■ **ENTRIES SUPPLIED**:
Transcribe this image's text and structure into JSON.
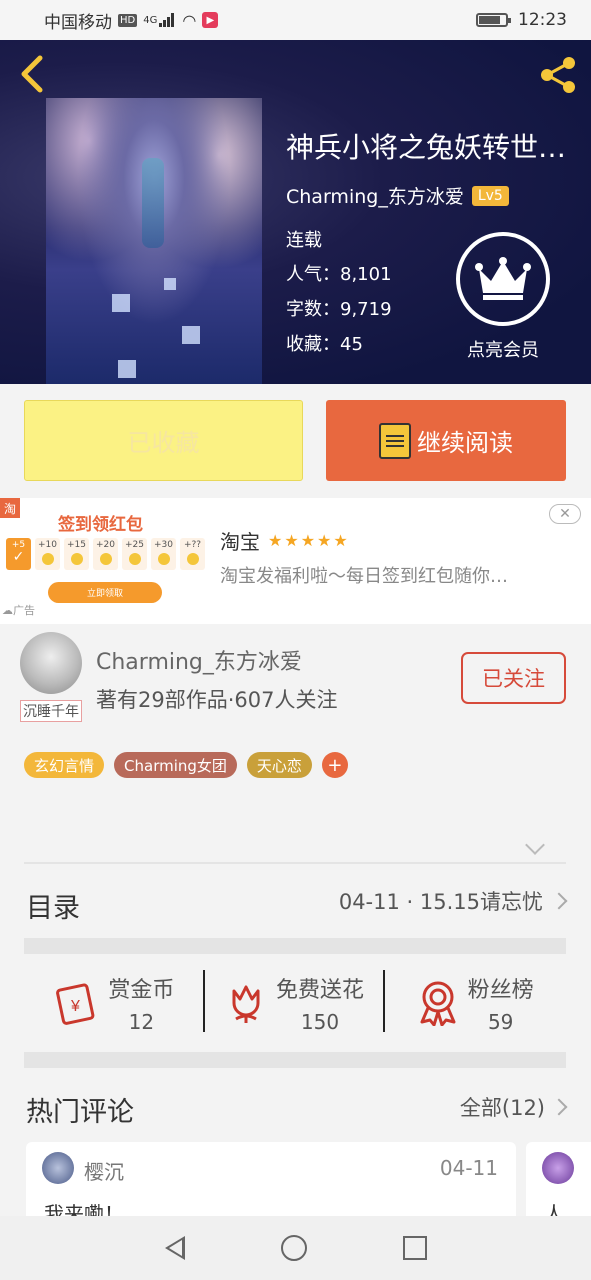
{
  "status_bar": {
    "carrier": "中国移动",
    "hd": "HD",
    "network": "4G",
    "time": "12:23"
  },
  "book": {
    "title": "神兵小将之兔妖转世…",
    "author": "Charming_东方冰爱",
    "level": "Lv5",
    "state": "连载",
    "popularity_label": "人气：",
    "popularity": "8,101",
    "words_label": "字数：",
    "words": "9,719",
    "favorites_label": "收藏：",
    "favorites": "45",
    "vip_label": "点亮会员"
  },
  "actions": {
    "favorited": "已收藏",
    "continue_reading": "继续阅读"
  },
  "ad": {
    "banner_title": "签到领红包",
    "coins": [
      "+5",
      "+10",
      "+15",
      "+20",
      "+25",
      "+30",
      "+??"
    ],
    "claim_button": "立即领取",
    "ad_label": "广告",
    "shop_name": "淘宝",
    "stars": "★★★★★",
    "description": "淘宝发福利啦～每日签到红包随你…",
    "taobao_icon": "淘"
  },
  "author_card": {
    "name": "Charming_东方冰爱",
    "avatar_tag": "沉睡千年",
    "stats": "著有29部作品·607人关注",
    "follow_label": "已关注",
    "tags": [
      {
        "label": "玄幻言情",
        "color": "#f3b73a"
      },
      {
        "label": "Charming女团",
        "color": "#b86a5a"
      },
      {
        "label": "天心恋",
        "color": "#c9a03a"
      }
    ],
    "add_tag": "+"
  },
  "catalog": {
    "label": "目录",
    "latest": "04-11 · 15.15请忘忧"
  },
  "rewards": [
    {
      "label": "赏金币",
      "count": "12",
      "icon": "red-envelope-icon"
    },
    {
      "label": "免费送花",
      "count": "150",
      "icon": "flower-icon"
    },
    {
      "label": "粉丝榜",
      "count": "59",
      "icon": "ribbon-medal-icon"
    }
  ],
  "comments": {
    "label": "热门评论",
    "all": "全部(12)",
    "items": [
      {
        "user": "樱沉",
        "date": "04-11",
        "text": "我来嘞！"
      },
      {
        "user": "",
        "date": "",
        "text": "人"
      }
    ]
  },
  "colors": {
    "accent_orange": "#e8683f",
    "gold": "#f4c63a",
    "follow_red": "#d64a3a",
    "icon_red": "#c9372c"
  }
}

■ **WHAT IS ASKED**:
Retype the data above exactly; pictures are not part of the copy.

■ **SOLUTION TO THE EXERCISE**:
Transcribe this image's text and structure into JSON.
{
  "status_bar": {
    "carrier": "中国移动",
    "hd": "HD",
    "network": "4G",
    "time": "12:23"
  },
  "book": {
    "title": "神兵小将之兔妖转世…",
    "author": "Charming_东方冰爱",
    "level": "Lv5",
    "state": "连载",
    "popularity_label": "人气：",
    "popularity": "8,101",
    "words_label": "字数：",
    "words": "9,719",
    "favorites_label": "收藏：",
    "favorites": "45",
    "vip_label": "点亮会员"
  },
  "actions": {
    "favorited": "已收藏",
    "continue_reading": "继续阅读"
  },
  "ad": {
    "banner_title": "签到领红包",
    "coins": [
      "+5",
      "+10",
      "+15",
      "+20",
      "+25",
      "+30",
      "+??"
    ],
    "claim_button": "立即领取",
    "ad_label": "广告",
    "shop_name": "淘宝",
    "stars": "★★★★★",
    "description": "淘宝发福利啦～每日签到红包随你…",
    "taobao_icon": "淘"
  },
  "author_card": {
    "name": "Charming_东方冰爱",
    "avatar_tag": "沉睡千年",
    "stats": "著有29部作品·607人关注",
    "follow_label": "已关注",
    "tags": [
      {
        "label": "玄幻言情",
        "color": "#f3b73a"
      },
      {
        "label": "Charming女团",
        "color": "#b86a5a"
      },
      {
        "label": "天心恋",
        "color": "#c9a03a"
      }
    ],
    "add_tag": "+"
  },
  "catalog": {
    "label": "目录",
    "latest": "04-11 · 15.15请忘忧"
  },
  "rewards": [
    {
      "label": "赏金币",
      "count": "12",
      "icon": "red-envelope-icon"
    },
    {
      "label": "免费送花",
      "count": "150",
      "icon": "flower-icon"
    },
    {
      "label": "粉丝榜",
      "count": "59",
      "icon": "ribbon-medal-icon"
    }
  ],
  "comments": {
    "label": "热门评论",
    "all": "全部(12)",
    "items": [
      {
        "user": "樱沉",
        "date": "04-11",
        "text": "我来嘞！"
      },
      {
        "user": "",
        "date": "",
        "text": "人"
      }
    ]
  },
  "colors": {
    "accent_orange": "#e8683f",
    "gold": "#f4c63a",
    "follow_red": "#d64a3a",
    "icon_red": "#c9372c"
  }
}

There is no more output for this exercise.